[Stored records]
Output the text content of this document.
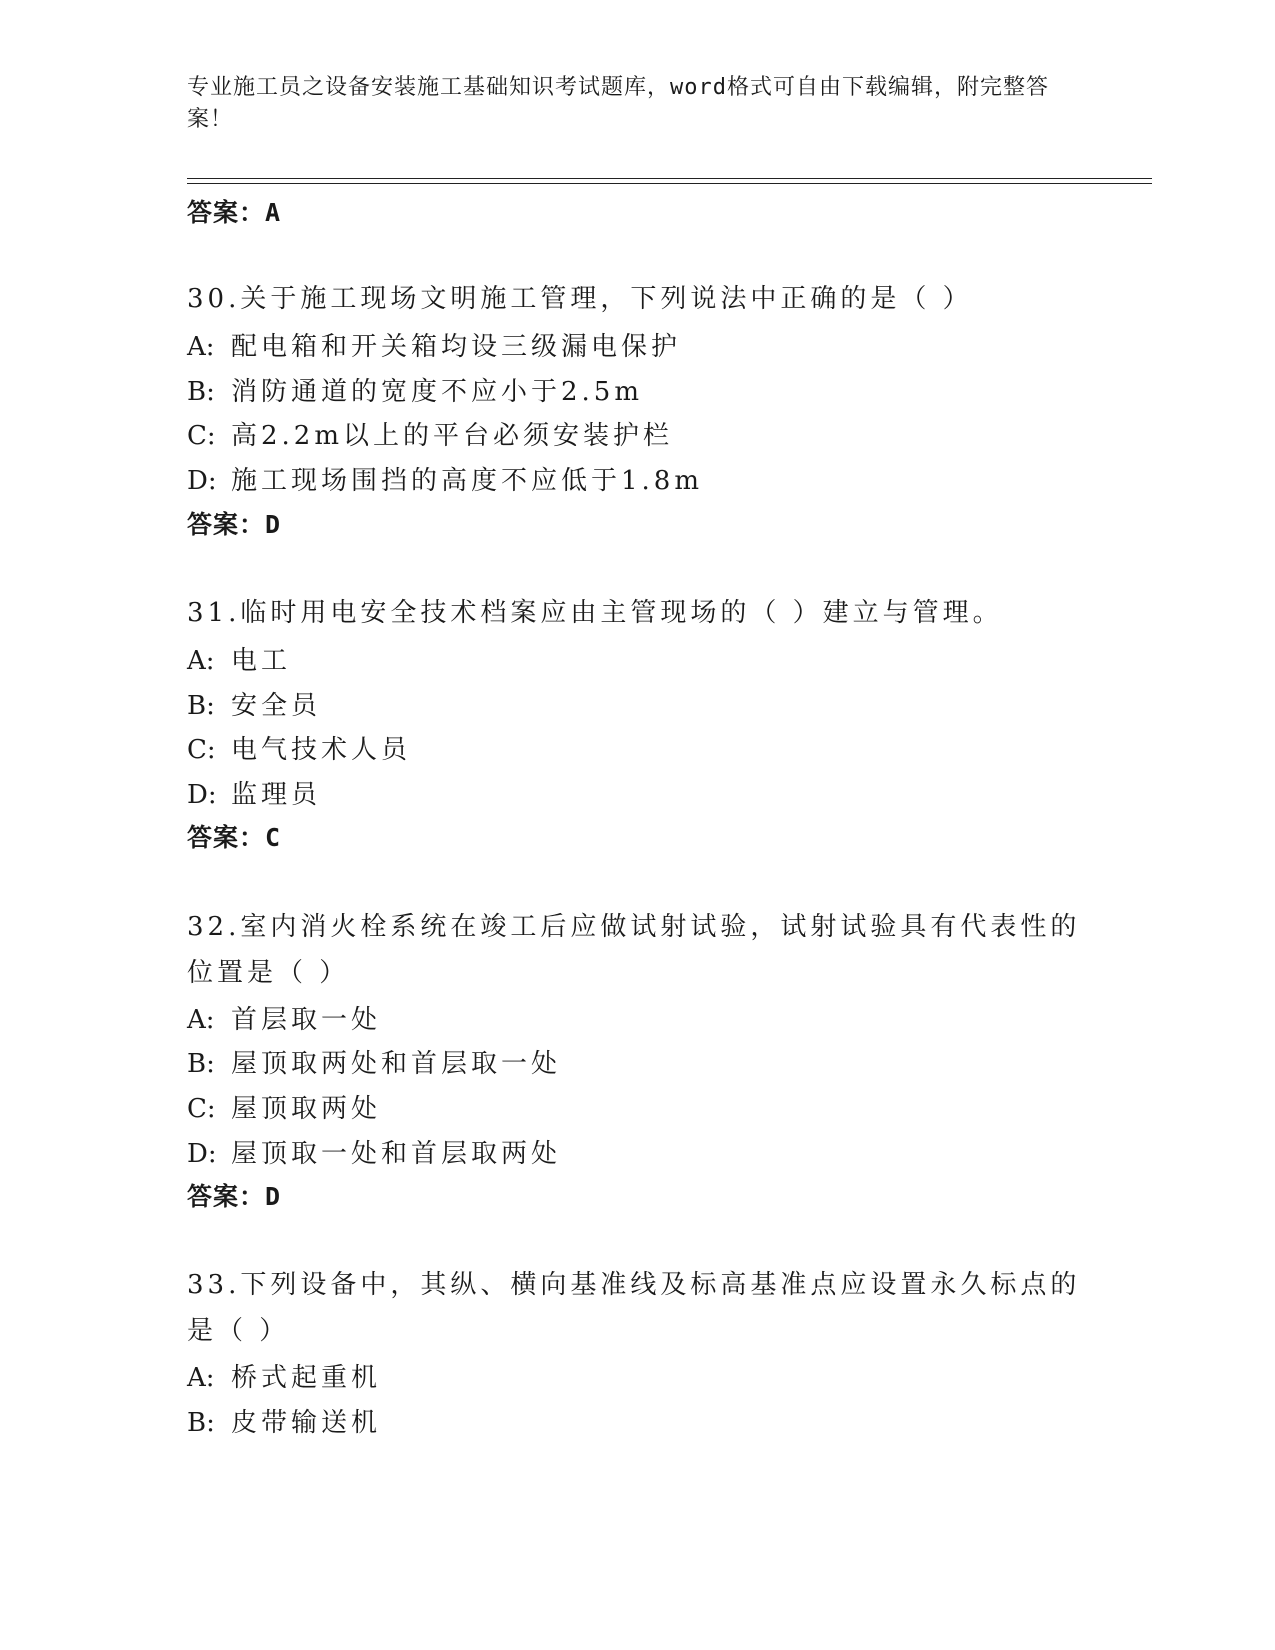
专业施工员之设备安装施工基础知识考试题库，word格式可自由下载编辑，附完整答案！
答案：A
30.关于施工现场文明施工管理，下列说法中正确的是（ ）
A: 配电箱和开关箱均设三级漏电保护
B: 消防通道的宽度不应小于2.5m
C: 高2.2m以上的平台必须安装护栏
D: 施工现场围挡的高度不应低于1.8m
答案：D
31.临时用电安全技术档案应由主管现场的（ ）建立与管理。
A: 电工
B: 安全员
C: 电气技术人员
D: 监理员
答案：C
32.室内消火栓系统在竣工后应做试射试验，试射试验具有代表性的位置是（ ）
A: 首层取一处
B: 屋顶取两处和首层取一处
C: 屋顶取两处
D: 屋顶取一处和首层取两处
答案：D
33.下列设备中，其纵、横向基准线及标高基准点应设置永久标点的是（ ）
A: 桥式起重机
B: 皮带输送机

WRITTEN PROBLEM — Transcribe every entry word for word, but skip the pictures.

WRITTEN RESPONSE —
Output the text content of this document.
专业施工员之设备安装施工基础知识考试题库，word格式可自由下载编辑，附完整答案！
答案：A
30.关于施工现场文明施工管理，下列说法中正确的是（ ）
A: 配电箱和开关箱均设三级漏电保护
B: 消防通道的宽度不应小于2.5m
C: 高2.2m以上的平台必须安装护栏
D: 施工现场围挡的高度不应低于1.8m
答案：D
31.临时用电安全技术档案应由主管现场的（ ）建立与管理。
A: 电工
B: 安全员
C: 电气技术人员
D: 监理员
答案：C
32.室内消火栓系统在竣工后应做试射试验，试射试验具有代表性的位置是（ ）
A: 首层取一处
B: 屋顶取两处和首层取一处
C: 屋顶取两处
D: 屋顶取一处和首层取两处
答案：D
33.下列设备中，其纵、横向基准线及标高基准点应设置永久标点的是（ ）
A: 桥式起重机
B: 皮带输送机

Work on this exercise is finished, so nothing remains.